• **Directions for this task**
Copy each line exactly. Leave nothing out.

Collected data:
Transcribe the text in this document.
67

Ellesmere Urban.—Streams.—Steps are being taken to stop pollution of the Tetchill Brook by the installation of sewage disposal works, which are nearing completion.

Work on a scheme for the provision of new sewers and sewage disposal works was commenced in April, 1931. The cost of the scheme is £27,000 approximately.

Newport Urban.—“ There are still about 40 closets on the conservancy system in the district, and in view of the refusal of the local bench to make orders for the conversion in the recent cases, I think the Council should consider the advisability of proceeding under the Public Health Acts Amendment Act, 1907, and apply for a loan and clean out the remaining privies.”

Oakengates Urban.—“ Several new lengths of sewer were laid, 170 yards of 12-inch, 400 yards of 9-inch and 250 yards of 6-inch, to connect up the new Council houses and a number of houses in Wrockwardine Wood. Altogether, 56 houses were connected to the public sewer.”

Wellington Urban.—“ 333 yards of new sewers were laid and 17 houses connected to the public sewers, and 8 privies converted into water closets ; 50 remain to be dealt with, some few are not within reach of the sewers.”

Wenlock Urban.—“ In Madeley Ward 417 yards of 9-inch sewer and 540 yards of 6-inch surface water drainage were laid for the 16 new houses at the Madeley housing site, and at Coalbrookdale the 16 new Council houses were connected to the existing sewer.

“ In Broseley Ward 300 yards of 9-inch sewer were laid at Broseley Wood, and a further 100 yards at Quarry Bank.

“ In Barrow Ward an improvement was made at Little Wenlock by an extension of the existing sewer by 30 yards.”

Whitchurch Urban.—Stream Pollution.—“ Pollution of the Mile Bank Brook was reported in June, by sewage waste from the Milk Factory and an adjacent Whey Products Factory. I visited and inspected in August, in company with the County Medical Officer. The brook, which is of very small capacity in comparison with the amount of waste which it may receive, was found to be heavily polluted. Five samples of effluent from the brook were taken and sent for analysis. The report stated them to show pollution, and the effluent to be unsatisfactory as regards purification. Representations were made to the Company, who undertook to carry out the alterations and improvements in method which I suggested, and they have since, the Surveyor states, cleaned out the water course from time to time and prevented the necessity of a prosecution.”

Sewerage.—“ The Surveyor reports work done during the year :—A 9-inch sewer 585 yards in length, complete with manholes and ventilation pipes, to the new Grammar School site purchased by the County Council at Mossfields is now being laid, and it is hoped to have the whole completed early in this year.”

• **Written response**
Transcribe the text in this document.
67

Ellesmere Urban.—Streams.—Steps are being taken to stop pollution of the Tetchill Brook by the installation of sewage disposal works, which are nearing completion.

Work on a scheme for the provision of new sewers and sewage disposal works was commenced in April, 1931. The cost of the scheme is £27,000 approximately.

Newport Urban.—“ There are still about 40 closets on the conservancy system in the district, and in view of the refusal of the local bench to make orders for the conversion in the recent cases, I think the Council should consider the advisability of proceeding under the Public Health Acts Amendment Act, 1907, and apply for a loan and clean out the remaining privies.”

Oakengates Urban.—“ Several new lengths of sewer were laid, 170 yards of 12-inch, 400 yards of 9-inch and 250 yards of 6-inch, to connect up the new Council houses and a number of houses in Wrockwardine Wood. Altogether, 56 houses were connected to the public sewer.”

Wellington Urban.—“ 333 yards of new sewers were laid and 17 houses connected to the public sewers, and 8 privies converted into water closets ; 50 remain to be dealt with, some few are not within reach of the sewers.”

Wenlock Urban.—“ In Madeley Ward 417 yards of 9-inch sewer and 540 yards of 6-inch surface water drainage were laid for the 16 new houses at the Madeley housing site, and at Coalbrookdale the 16 new Council houses were connected to the existing sewer.

“ In Broseley Ward 300 yards of 9-inch sewer were laid at Broseley Wood, and a further 100 yards at Quarry Bank.

“ In Barrow Ward an improvement was made at Little Wenlock by an extension of the existing sewer by 30 yards.”

Whitchurch Urban.—Stream Pollution.—“ Pollution of the Mile Bank Brook was reported in June, by sewage waste from the Milk Factory and an adjacent Whey Products Factory. I visited and inspected in August, in company with the County Medical Officer. The brook, which is of very small capacity in comparison with the amount of waste which it may receive, was found to be heavily polluted. Five samples of effluent from the brook were taken and sent for analysis. The report stated them to show pollution, and the effluent to be unsatisfactory as regards purification. Representations were made to the Company, who undertook to carry out the alterations and improvements in method which I suggested, and they have since, the Surveyor states, cleaned out the water course from time to time and prevented the necessity of a prosecution.”

Sewerage.—“ The Surveyor reports work done during the year :—A 9-inch sewer 585 yards in length, complete with manholes and ventilation pipes, to the new Grammar School site purchased by the County Council at Mossfields is now being laid, and it is hoped to have the whole completed early in this year.”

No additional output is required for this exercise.